BEGIN MATERIAL SHOWN

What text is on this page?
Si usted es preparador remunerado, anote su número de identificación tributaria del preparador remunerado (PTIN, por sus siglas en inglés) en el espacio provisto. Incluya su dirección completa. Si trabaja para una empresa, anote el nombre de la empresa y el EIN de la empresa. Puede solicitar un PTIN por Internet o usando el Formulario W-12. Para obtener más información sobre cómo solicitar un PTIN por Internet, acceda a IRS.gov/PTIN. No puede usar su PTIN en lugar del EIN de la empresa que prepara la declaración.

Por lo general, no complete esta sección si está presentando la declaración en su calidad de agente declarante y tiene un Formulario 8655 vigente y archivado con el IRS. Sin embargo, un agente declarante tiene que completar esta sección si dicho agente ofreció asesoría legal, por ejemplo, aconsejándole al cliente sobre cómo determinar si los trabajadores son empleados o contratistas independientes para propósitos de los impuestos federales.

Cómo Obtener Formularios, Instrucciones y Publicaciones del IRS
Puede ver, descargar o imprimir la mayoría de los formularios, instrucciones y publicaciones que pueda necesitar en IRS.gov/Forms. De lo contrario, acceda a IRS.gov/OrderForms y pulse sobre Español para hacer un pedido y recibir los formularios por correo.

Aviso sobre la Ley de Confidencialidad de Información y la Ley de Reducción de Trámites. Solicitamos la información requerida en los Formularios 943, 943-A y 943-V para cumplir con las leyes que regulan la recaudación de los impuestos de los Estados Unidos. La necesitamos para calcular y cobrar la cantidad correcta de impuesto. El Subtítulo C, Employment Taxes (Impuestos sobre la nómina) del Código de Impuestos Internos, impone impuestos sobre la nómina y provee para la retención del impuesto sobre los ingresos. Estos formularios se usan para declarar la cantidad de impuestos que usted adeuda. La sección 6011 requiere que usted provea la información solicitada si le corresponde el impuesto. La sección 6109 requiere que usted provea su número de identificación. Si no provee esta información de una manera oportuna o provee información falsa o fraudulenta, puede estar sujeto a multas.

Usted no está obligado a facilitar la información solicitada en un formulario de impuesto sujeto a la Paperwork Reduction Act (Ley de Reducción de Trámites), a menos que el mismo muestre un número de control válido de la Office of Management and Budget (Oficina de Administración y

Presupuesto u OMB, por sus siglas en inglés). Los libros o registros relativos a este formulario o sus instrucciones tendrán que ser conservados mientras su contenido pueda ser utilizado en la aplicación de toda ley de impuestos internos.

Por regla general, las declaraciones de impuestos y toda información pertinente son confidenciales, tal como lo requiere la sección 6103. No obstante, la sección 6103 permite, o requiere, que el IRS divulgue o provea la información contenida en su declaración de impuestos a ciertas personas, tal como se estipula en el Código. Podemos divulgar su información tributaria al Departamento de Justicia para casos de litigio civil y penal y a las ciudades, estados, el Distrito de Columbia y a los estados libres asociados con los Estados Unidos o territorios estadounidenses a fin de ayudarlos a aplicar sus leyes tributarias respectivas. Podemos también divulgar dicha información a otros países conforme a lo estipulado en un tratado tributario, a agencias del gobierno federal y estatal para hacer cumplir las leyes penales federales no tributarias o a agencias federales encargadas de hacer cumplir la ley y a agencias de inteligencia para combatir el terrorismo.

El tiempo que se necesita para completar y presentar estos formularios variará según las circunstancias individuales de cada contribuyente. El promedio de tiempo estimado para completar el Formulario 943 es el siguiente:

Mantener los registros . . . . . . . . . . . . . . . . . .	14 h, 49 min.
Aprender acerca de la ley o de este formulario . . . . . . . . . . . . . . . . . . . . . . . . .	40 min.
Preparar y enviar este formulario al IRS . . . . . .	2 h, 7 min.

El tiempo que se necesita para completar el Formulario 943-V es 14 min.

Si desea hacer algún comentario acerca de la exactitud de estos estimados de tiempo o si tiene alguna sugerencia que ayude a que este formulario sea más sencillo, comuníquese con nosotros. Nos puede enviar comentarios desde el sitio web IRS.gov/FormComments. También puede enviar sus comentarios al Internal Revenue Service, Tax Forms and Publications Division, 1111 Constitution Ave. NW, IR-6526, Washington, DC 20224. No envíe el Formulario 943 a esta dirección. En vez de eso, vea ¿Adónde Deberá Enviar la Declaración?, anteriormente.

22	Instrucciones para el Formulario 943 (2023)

END MATERIAL SHOWN

> [WRITTEN INSTRUCTION]:
Reproduce the full set of records precisely.

> [TASK RESULT]:
What text is on this page?
Si usted es preparador remunerado, anote su número de identificación tributaria del preparador remunerado (PTIN, por sus siglas en inglés) en el espacio provisto. Incluya su dirección completa. Si trabaja para una empresa, anote el nombre de la empresa y el EIN de la empresa. Puede solicitar un PTIN por Internet o usando el Formulario W-12. Para obtener más información sobre cómo solicitar un PTIN por Internet, acceda a IRS.gov/PTIN. No puede usar su PTIN en lugar del EIN de la empresa que prepara la declaración.

Por lo general, no complete esta sección si está presentando la declaración en su calidad de agente declarante y tiene un Formulario 8655 vigente y archivado con el IRS. Sin embargo, un agente declarante tiene que completar esta sección si dicho agente ofreció asesoría legal, por ejemplo, aconsejándole al cliente sobre cómo determinar si los trabajadores son empleados o contratistas independientes para propósitos de los impuestos federales.

Cómo Obtener Formularios, Instrucciones y Publicaciones del IRS
Puede ver, descargar o imprimir la mayoría de los formularios, instrucciones y publicaciones que pueda necesitar en IRS.gov/Forms. De lo contrario, acceda a IRS.gov/OrderForms y pulse sobre Español para hacer un pedido y recibir los formularios por correo.

Aviso sobre la Ley de Confidencialidad de Información y la Ley de Reducción de Trámites. Solicitamos la información requerida en los Formularios 943, 943-A y 943-V para cumplir con las leyes que regulan la recaudación de los impuestos de los Estados Unidos. La necesitamos para calcular y cobrar la cantidad correcta de impuesto. El Subtítulo C, Employment Taxes (Impuestos sobre la nómina) del Código de Impuestos Internos, impone impuestos sobre la nómina y provee para la retención del impuesto sobre los ingresos. Estos formularios se usan para declarar la cantidad de impuestos que usted adeuda. La sección 6011 requiere que usted provea la información solicitada si le corresponde el impuesto. La sección 6109 requiere que usted provea su número de identificación. Si no provee esta información de una manera oportuna o provee información falsa o fraudulenta, puede estar sujeto a multas.

Usted no está obligado a facilitar la información solicitada en un formulario de impuesto sujeto a la Paperwork Reduction Act (Ley de Reducción de Trámites), a menos que el mismo muestre un número de control válido de la Office of Management and Budget (Oficina de Administración y

Presupuesto u OMB, por sus siglas en inglés). Los libros o registros relativos a este formulario o sus instrucciones tendrán que ser conservados mientras su contenido pueda ser utilizado en la aplicación de toda ley de impuestos internos.

Por regla general, las declaraciones de impuestos y toda información pertinente son confidenciales, tal como lo requiere la sección 6103. No obstante, la sección 6103 permite, o requiere, que el IRS divulgue o provea la información contenida en su declaración de impuestos a ciertas personas, tal como se estipula en el Código. Podemos divulgar su información tributaria al Departamento de Justicia para casos de litigio civil y penal y a las ciudades, estados, el Distrito de Columbia y a los estados libres asociados con los Estados Unidos o territorios estadounidenses a fin de ayudarlos a aplicar sus leyes tributarias respectivas. Podemos también divulgar dicha información a otros países conforme a lo estipulado en un tratado tributario, a agencias del gobierno federal y estatal para hacer cumplir las leyes penales federales no tributarias o a agencias federales encargadas de hacer cumplir la ley y a agencias de inteligencia para combatir el terrorismo.

El tiempo que se necesita para completar y presentar estos formularios variará según las circunstancias individuales de cada contribuyente. El promedio de tiempo estimado para completar el Formulario 943 es el siguiente:

Mantener los registros . . . . . . . . . . . . . . . . . .	14 h, 49 min.
Aprender acerca de la ley o de este formulario . . . . . . . . . . . . . . . . . . . . . . . . .	40 min.
Preparar y enviar este formulario al IRS . . . . . .	2 h, 7 min.

El tiempo que se necesita para completar el Formulario 943-V es 14 min.

Si desea hacer algún comentario acerca de la exactitud de estos estimados de tiempo o si tiene alguna sugerencia que ayude a que este formulario sea más sencillo, comuníquese con nosotros. Nos puede enviar comentarios desde el sitio web IRS.gov/FormComments. También puede enviar sus comentarios al Internal Revenue Service, Tax Forms and Publications Division, 1111 Constitution Ave. NW, IR-6526, Washington, DC 20224. No envíe el Formulario 943 a esta dirección. En vez de eso, vea ¿Adónde Deberá Enviar la Declaración?, anteriormente.

22	Instrucciones para el Formulario 943 (2023)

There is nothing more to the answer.